In full and without alteration, give the listing again.

Dataset listings of figures

— BEGIN —

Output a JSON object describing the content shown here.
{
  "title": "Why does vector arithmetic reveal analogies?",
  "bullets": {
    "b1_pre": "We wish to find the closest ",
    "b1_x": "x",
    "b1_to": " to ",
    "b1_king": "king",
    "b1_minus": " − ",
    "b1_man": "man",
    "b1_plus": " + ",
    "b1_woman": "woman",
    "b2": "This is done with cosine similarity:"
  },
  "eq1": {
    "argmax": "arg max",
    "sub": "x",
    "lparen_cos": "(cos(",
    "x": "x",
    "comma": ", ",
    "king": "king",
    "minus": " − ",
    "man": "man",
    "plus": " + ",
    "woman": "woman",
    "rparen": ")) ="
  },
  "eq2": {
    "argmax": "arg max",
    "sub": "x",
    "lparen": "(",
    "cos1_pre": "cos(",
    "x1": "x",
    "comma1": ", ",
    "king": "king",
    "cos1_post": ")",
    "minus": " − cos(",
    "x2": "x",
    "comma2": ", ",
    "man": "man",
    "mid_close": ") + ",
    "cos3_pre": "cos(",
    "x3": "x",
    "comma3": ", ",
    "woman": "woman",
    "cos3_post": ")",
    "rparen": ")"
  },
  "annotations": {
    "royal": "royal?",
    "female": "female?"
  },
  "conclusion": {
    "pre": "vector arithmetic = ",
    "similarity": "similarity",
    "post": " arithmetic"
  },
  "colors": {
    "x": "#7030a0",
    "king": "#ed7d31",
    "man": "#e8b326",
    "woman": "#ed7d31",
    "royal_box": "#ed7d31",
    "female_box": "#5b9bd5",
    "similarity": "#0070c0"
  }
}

— END —

__Output below__:
Output a JSON object describing the content shown here.
{
  "title": "Why does vector arithmetic reveal analogies?",
  "bullets": {
    "b1_pre": "We wish to find the closest ",
    "b1_x": "x",
    "b1_to": " to ",
    "b1_king": "king",
    "b1_minus": " − ",
    "b1_man": "man",
    "b1_plus": " + ",
    "b1_woman": "woman",
    "b2": "This is done with cosine similarity:"
  },
  "eq1": {
    "argmax": "arg max",
    "sub": "x",
    "lparen_cos": "(cos(",
    "x": "x",
    "comma": ", ",
    "king": "king",
    "minus": " − ",
    "man": "man",
    "plus": " + ",
    "woman": "woman",
    "rparen": ")) ="
  },
  "eq2": {
    "argmax": "arg max",
    "sub": "x",
    "lparen": "(",
    "cos1_pre": "cos(",
    "x1": "x",
    "comma1": ", ",
    "king": "king",
    "cos1_post": ")",
    "minus": " − cos(",
    "x2": "x",
    "comma2": ", ",
    "man": "man",
    "mid_close": ") + ",
    "cos3_pre": "cos(",
    "x3": "x",
    "comma3": ", ",
    "woman": "woman",
    "cos3_post": ")",
    "rparen": ")"
  },
  "annotations": {
    "royal": "royal?",
    "female": "female?"
  },
  "conclusion": {
    "pre": "vector arithmetic = ",
    "similarity": "similarity",
    "post": " arithmetic"
  },
  "colors": {
    "x": "#7030a0",
    "king": "#ed7d31",
    "man": "#e8b326",
    "woman": "#ed7d31",
    "royal_box": "#ed7d31",
    "female_box": "#5b9bd5",
    "similarity": "#0070c0"
  }
}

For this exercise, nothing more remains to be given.